Data records
*****
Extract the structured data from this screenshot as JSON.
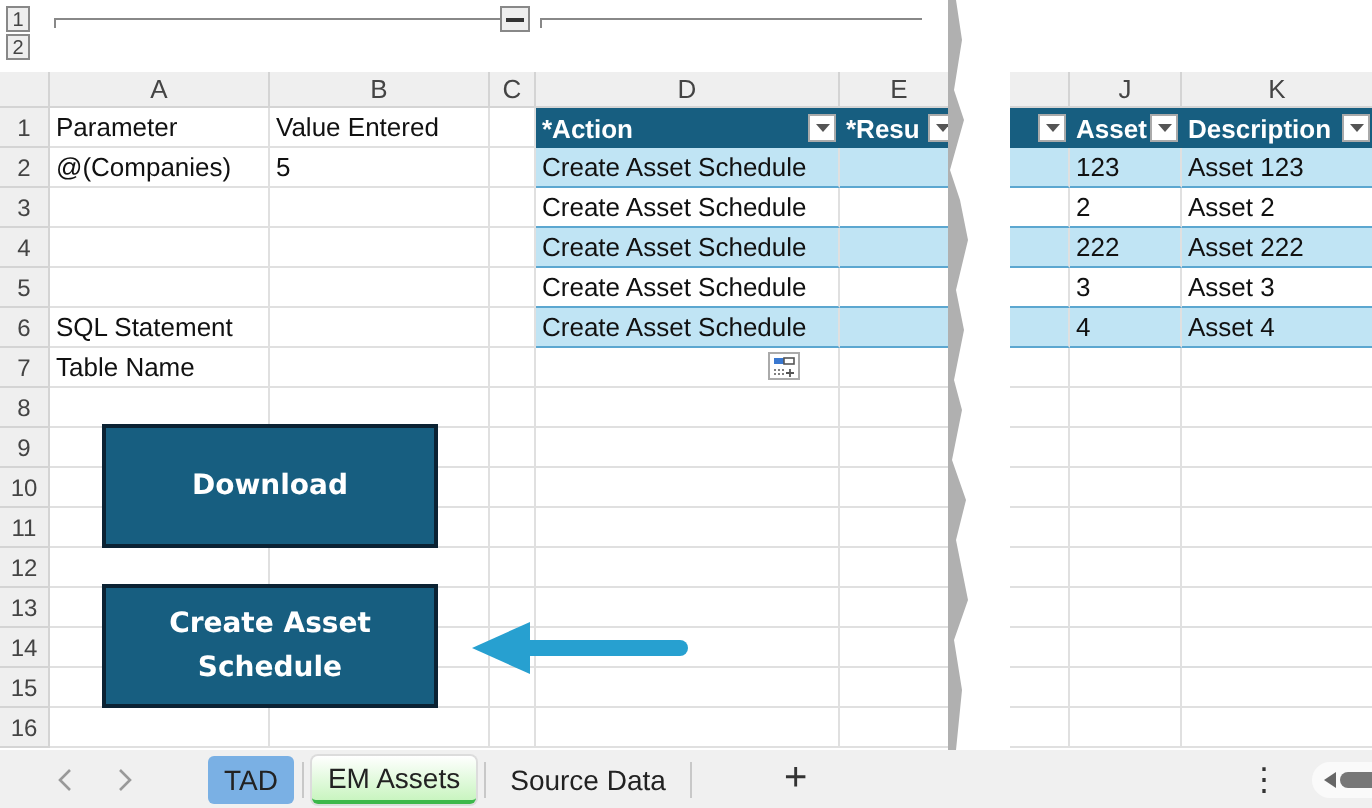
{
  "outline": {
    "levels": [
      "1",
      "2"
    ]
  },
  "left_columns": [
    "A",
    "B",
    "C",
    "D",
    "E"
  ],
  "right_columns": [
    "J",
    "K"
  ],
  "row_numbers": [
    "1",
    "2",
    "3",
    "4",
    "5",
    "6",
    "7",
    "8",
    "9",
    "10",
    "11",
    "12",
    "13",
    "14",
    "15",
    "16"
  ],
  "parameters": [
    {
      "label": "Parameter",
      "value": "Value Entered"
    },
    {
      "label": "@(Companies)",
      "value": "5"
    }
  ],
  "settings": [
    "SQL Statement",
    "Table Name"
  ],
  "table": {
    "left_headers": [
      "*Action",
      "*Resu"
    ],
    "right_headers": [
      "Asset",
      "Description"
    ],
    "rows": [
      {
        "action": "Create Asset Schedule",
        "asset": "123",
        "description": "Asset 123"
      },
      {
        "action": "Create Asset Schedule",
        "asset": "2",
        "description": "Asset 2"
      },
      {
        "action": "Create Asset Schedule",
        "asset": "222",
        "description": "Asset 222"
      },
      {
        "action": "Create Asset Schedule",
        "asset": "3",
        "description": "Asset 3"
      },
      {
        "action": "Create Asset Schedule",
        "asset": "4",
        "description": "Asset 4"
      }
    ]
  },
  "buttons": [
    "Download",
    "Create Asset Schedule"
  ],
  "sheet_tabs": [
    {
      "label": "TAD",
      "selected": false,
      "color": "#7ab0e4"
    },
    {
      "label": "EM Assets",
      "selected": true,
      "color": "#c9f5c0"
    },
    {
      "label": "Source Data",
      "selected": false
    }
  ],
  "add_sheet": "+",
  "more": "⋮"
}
*****
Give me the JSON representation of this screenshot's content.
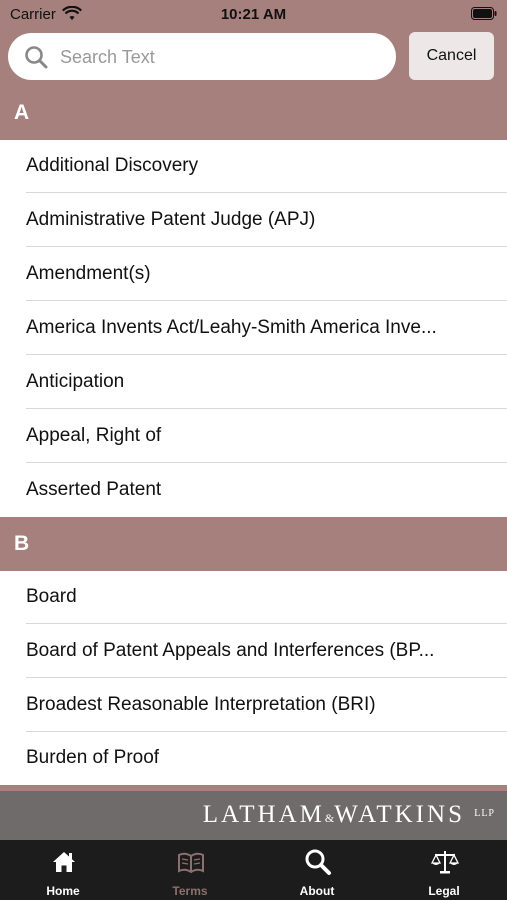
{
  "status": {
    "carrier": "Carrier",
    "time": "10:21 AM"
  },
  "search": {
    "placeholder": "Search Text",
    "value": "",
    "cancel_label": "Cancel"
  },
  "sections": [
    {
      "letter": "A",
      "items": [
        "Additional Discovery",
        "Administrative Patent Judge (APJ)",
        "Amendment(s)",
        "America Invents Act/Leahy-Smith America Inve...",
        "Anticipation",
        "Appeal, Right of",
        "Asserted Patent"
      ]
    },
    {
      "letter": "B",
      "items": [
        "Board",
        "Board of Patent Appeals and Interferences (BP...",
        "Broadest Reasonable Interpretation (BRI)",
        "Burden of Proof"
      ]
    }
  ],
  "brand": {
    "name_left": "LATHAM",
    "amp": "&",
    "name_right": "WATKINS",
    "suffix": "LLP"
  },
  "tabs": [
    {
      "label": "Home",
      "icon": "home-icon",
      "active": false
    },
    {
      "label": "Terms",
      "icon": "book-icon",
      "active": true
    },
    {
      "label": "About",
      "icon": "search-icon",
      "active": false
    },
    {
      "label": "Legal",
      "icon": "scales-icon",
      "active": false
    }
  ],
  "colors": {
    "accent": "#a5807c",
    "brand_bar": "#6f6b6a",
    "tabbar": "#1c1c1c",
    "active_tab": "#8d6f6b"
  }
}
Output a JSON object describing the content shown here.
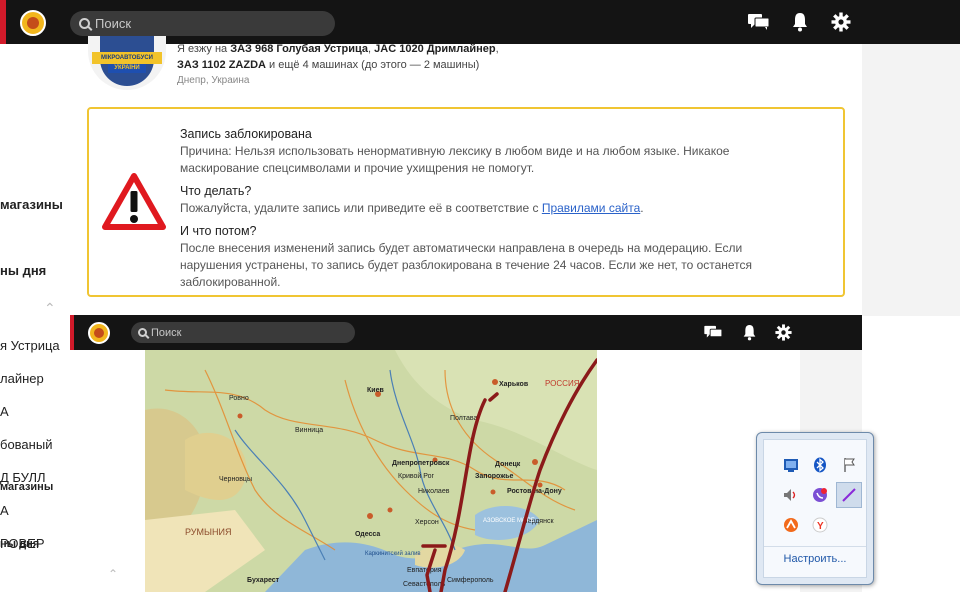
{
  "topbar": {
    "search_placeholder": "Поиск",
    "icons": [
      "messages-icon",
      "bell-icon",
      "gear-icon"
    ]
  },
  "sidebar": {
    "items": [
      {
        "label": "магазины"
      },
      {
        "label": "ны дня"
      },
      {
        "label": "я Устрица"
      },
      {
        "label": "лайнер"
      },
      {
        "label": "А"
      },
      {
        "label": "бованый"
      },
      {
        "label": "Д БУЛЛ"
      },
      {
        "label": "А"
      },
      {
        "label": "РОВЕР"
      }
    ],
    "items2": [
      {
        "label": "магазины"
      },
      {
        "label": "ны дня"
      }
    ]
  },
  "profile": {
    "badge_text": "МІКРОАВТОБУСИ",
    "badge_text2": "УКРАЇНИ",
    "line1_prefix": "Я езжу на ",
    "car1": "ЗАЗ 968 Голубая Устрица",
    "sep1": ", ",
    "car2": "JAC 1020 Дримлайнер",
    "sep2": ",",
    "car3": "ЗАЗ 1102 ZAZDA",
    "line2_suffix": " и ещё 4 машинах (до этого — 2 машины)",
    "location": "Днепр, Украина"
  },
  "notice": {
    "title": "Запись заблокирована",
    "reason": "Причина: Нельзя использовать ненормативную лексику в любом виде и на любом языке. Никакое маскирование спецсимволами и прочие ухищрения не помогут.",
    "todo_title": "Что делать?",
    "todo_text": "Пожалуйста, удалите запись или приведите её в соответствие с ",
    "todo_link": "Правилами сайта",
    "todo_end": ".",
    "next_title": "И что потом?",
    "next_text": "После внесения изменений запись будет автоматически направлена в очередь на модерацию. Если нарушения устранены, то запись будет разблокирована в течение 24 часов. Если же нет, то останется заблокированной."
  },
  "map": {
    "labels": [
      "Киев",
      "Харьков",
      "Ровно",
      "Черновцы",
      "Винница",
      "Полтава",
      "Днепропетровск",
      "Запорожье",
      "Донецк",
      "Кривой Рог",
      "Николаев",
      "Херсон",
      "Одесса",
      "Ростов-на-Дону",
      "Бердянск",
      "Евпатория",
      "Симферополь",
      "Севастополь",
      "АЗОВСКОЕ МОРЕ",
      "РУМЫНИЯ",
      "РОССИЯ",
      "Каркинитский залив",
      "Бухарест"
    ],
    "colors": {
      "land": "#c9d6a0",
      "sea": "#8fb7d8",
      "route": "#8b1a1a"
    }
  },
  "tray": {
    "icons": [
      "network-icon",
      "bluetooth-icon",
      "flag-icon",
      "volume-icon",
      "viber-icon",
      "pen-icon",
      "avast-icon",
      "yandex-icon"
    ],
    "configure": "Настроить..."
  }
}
*****
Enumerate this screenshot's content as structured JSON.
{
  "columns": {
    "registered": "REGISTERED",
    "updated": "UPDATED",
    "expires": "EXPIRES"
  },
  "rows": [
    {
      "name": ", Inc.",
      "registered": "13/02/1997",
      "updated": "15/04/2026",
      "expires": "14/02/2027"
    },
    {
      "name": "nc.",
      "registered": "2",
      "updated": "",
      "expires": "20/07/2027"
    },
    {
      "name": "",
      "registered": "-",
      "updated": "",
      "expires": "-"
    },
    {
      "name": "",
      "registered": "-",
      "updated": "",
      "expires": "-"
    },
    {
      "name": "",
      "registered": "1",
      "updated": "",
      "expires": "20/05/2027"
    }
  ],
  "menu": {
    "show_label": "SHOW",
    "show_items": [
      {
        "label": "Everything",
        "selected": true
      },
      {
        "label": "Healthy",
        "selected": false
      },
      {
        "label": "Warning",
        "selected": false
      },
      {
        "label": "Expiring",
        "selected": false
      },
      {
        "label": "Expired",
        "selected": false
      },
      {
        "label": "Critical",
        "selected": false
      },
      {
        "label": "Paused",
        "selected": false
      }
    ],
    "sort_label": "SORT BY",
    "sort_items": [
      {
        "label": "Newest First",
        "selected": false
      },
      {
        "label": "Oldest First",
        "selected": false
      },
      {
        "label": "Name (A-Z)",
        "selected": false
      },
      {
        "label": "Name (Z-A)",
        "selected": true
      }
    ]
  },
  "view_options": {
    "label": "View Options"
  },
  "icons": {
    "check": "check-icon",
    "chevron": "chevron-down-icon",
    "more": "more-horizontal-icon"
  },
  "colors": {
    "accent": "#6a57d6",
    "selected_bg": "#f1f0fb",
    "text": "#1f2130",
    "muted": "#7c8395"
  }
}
*****
* [PROBLEM REQUIREMENTS]: Go over the records above and tally the lines with the word "Patent" in them. Give the number alone.

* [TASK SOLUTION]: 3